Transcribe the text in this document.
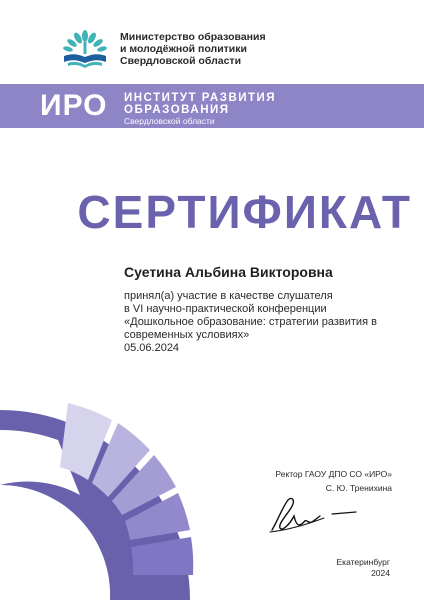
Министерство образования
и молодёжной политики
Свердловской области
ИРО ИНСТИТУТ РАЗВИТИЯ
ОБРАЗОВАНИЯ
Свердловской области
СЕРТИФИКАТ
Суетина Альбина Викторовна
принял(а) участие в качестве слушателя
в VI научно-практической конференции
«Дошкольное образование: стратегии развития в
современных условиях»
05.06.2024
Ректор ГАОУ ДПО СО «ИРО»
С. Ю. Тренихина
Екатеринбург
2024
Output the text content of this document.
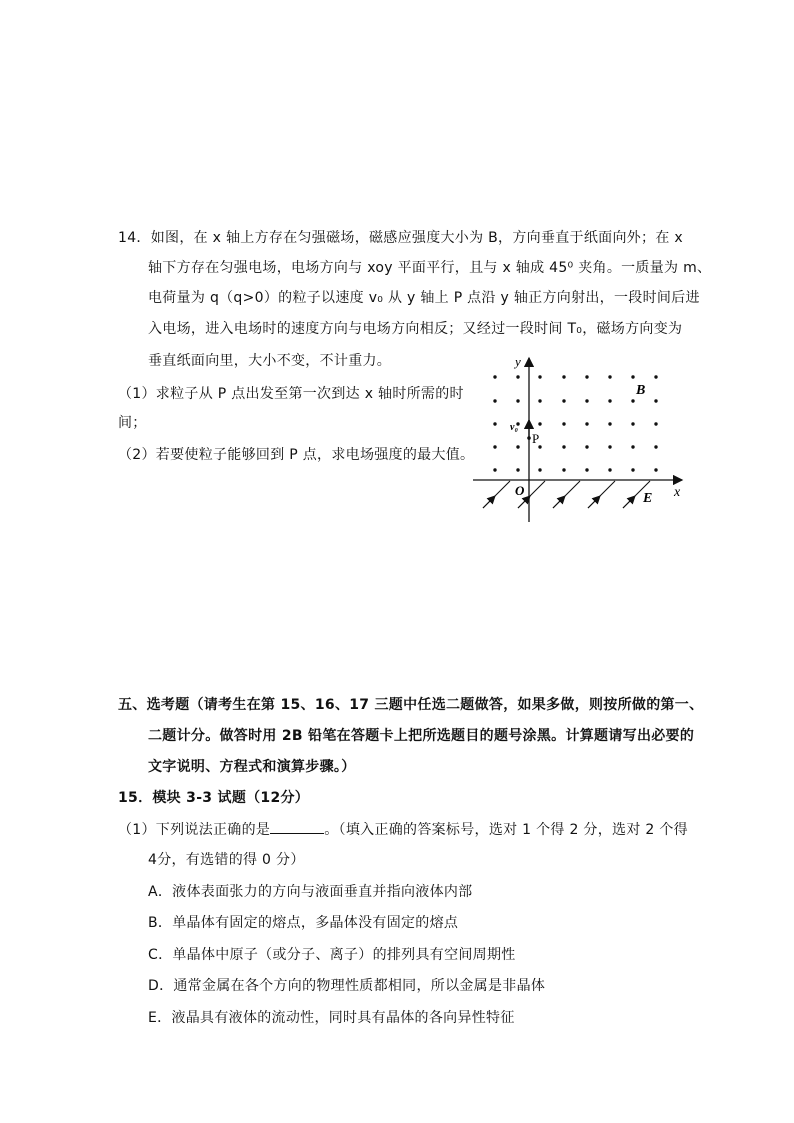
14．如图，在 x 轴上方存在匀强磁场，磁感应强度大小为 B，方向垂直于纸面向外；在 x
轴下方存在匀强电场，电场方向与 xoy 平面平行，且与 x 轴成 45⁰ 夹角。一质量为 m、
电荷量为 q（q>0）的粒子以速度 v₀ 从 y 轴上 P 点沿 y 轴正方向射出，一段时间后进
入电场，进入电场时的速度方向与电场方向相反；又经过一段时间 T₀，磁场方向变为
垂直纸面向里，大小不变，不计重力。
（1）求粒子从 P 点出发至第一次到达 x 轴时所需的时
间；
（2）若要使粒子能够回到 P 点，求电场强度的最大值。
y
x
O
B
E
v₀
P
五、选考题（请考生在第 15、16、17 三题中任选二题做答，如果多做，则按所做的第一、
二题计分。做答时用 2B 铅笔在答题卡上把所选题目的题号涂黑。计算题请写出必要的
文字说明、方程式和演算步骤。）
15．模块 3-3 试题（12分）
（1）下列说法正确的是	。（填入正确的答案标号，选对 1 个得 2 分，选对 2 个得
4分，有选错的得 0 分）
A．液体表面张力的方向与液面垂直并指向液体内部
B．单晶体有固定的熔点，多晶体没有固定的熔点
C．单晶体中原子（或分子、离子）的排列具有空间周期性
D．通常金属在各个方向的物理性质都相同，所以金属是非晶体
E．液晶具有液体的流动性，同时具有晶体的各向异性特征
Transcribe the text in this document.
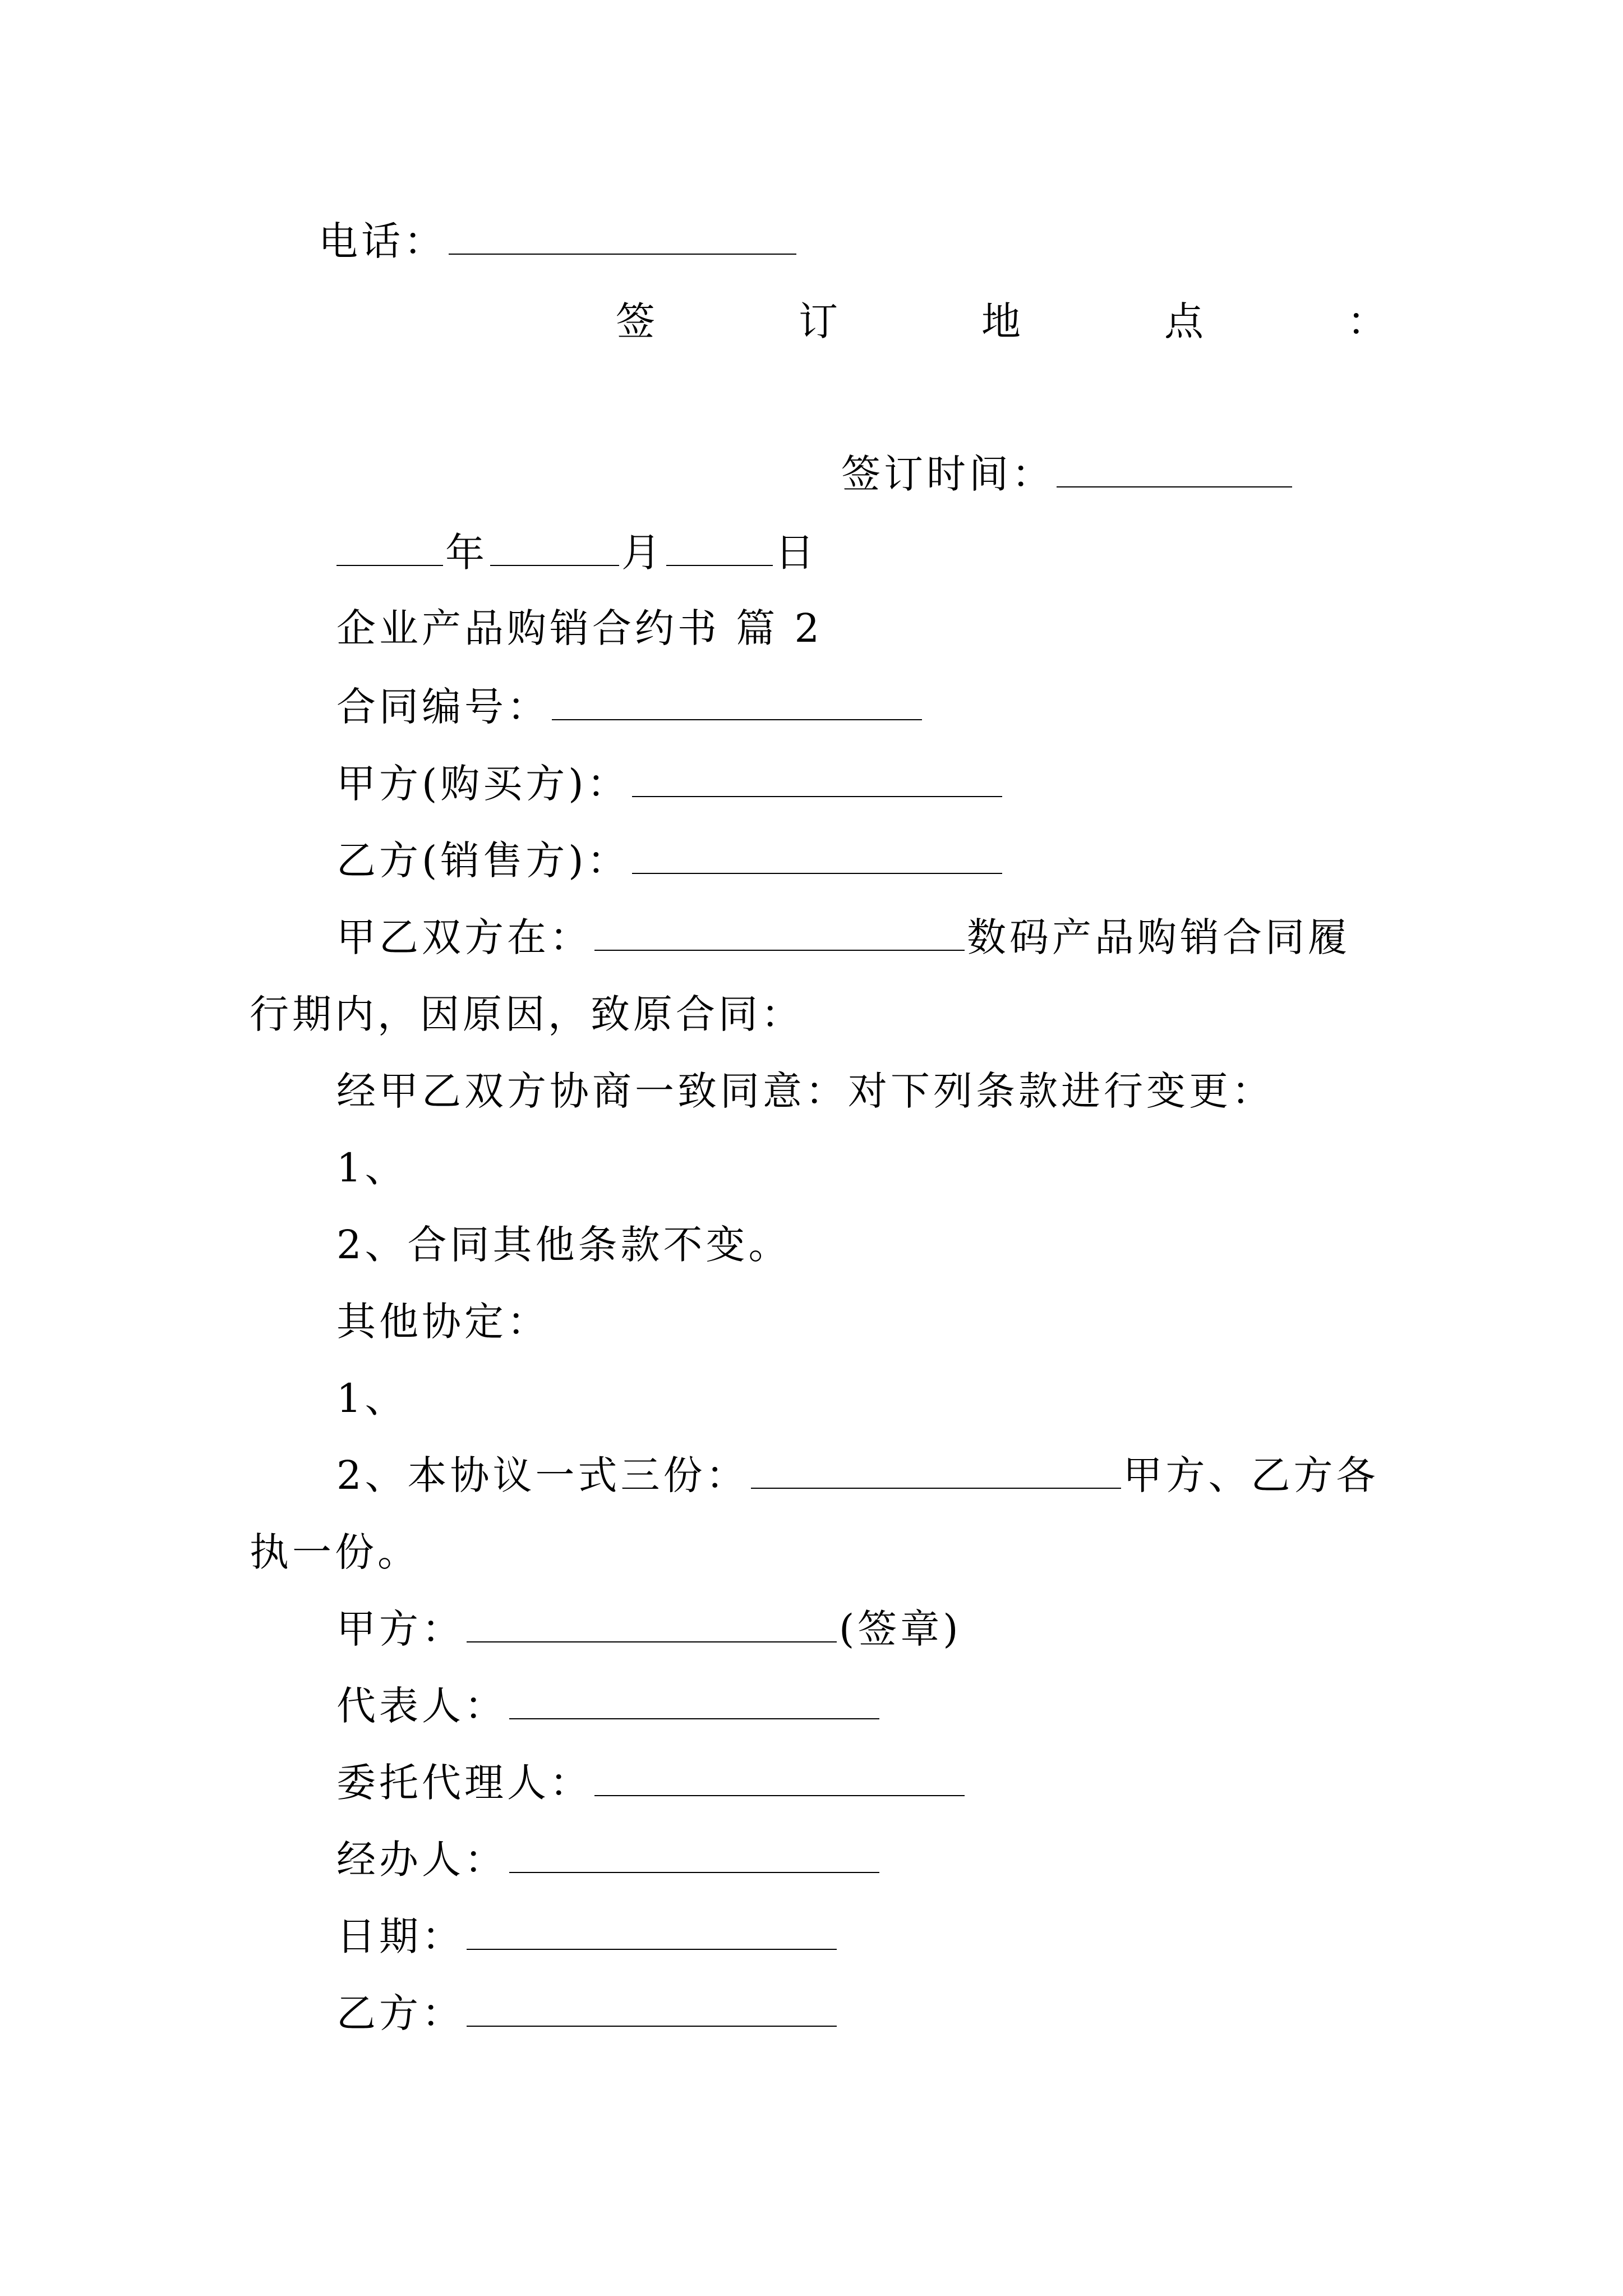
电话：
签	订	地	点	：
签订时间：
年	月	日
企业产品购销合约书 篇 2
合同编号：
甲方(购买方)：
乙方(销售方)：
甲乙双方在：	数码产品购销合同履
行期内，因原因，致原合同：
经甲乙双方协商一致同意：对下列条款进行变更：
1、
2、合同其他条款不变。
其他协定：
1、
2、本协议一式三份：	甲方、乙方各
执一份。
甲方：	(签章)
代表人：
委托代理人：
经办人：
日期：
乙方：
# # # #
STATED TASK
Reproduce each entry precisely, dropping only the pictures.

SOLUTION TO THIS PROBLEM
Transcribe the text in this document.
Министерство образования
и молодёжной политики
Свердловской области
ИРО ИНСТИТУТ РАЗВИТИЯ
ОБРАЗОВАНИЯ
Свердловской области
СЕРТИФИКАТ
Суетина Альбина Викторовна
принял(а) участие в качестве слушателя
в VI научно-практической конференции
«Дошкольное образование: стратегии развития в
современных условиях»
05.06.2024
Ректор ГАОУ ДПО СО «ИРО»
С. Ю. Тренихина
Екатеринбург
2024
Output the text content of this document.
14．如图，在 x 轴上方存在匀强磁场，磁感应强度大小为 B，方向垂直于纸面向外；在 x
轴下方存在匀强电场，电场方向与 xoy 平面平行，且与 x 轴成 45⁰ 夹角。一质量为 m、
电荷量为 q（q>0）的粒子以速度 v₀ 从 y 轴上 P 点沿 y 轴正方向射出，一段时间后进
入电场，进入电场时的速度方向与电场方向相反；又经过一段时间 T₀，磁场方向变为
垂直纸面向里，大小不变，不计重力。
（1）求粒子从 P 点出发至第一次到达 x 轴时所需的时
间；
（2）若要使粒子能够回到 P 点，求电场强度的最大值。
y
x
O
B
E
v₀
P
五、选考题（请考生在第 15、16、17 三题中任选二题做答，如果多做，则按所做的第一、
二题计分。做答时用 2B 铅笔在答题卡上把所选题目的题号涂黑。计算题请写出必要的
文字说明、方程式和演算步骤。）
15．模块 3-3 试题（12分）
（1）下列说法正确的是	。（填入正确的答案标号，选对 1 个得 2 分，选对 2 个得
4分，有选错的得 0 分）
A．液体表面张力的方向与液面垂直并指向液体内部
B．单晶体有固定的熔点，多晶体没有固定的熔点
C．单晶体中原子（或分子、离子）的排列具有空间周期性
D．通常金属在各个方向的物理性质都相同，所以金属是非晶体
E．液晶具有液体的流动性，同时具有晶体的各向异性特征
Transcribe the text in this document.
电话：
签	订	地	点	：
签订时间：
年	月	日
企业产品购销合约书 篇 2
合同编号：
甲方(购买方)：
乙方(销售方)：
甲乙双方在：	数码产品购销合同履
行期内，因原因，致原合同：
经甲乙双方协商一致同意：对下列条款进行变更：
1、
2、合同其他条款不变。
其他协定：
1、
2、本协议一式三份：	甲方、乙方各
执一份。
甲方：	(签章)
代表人：
委托代理人：
经办人：
日期：
乙方：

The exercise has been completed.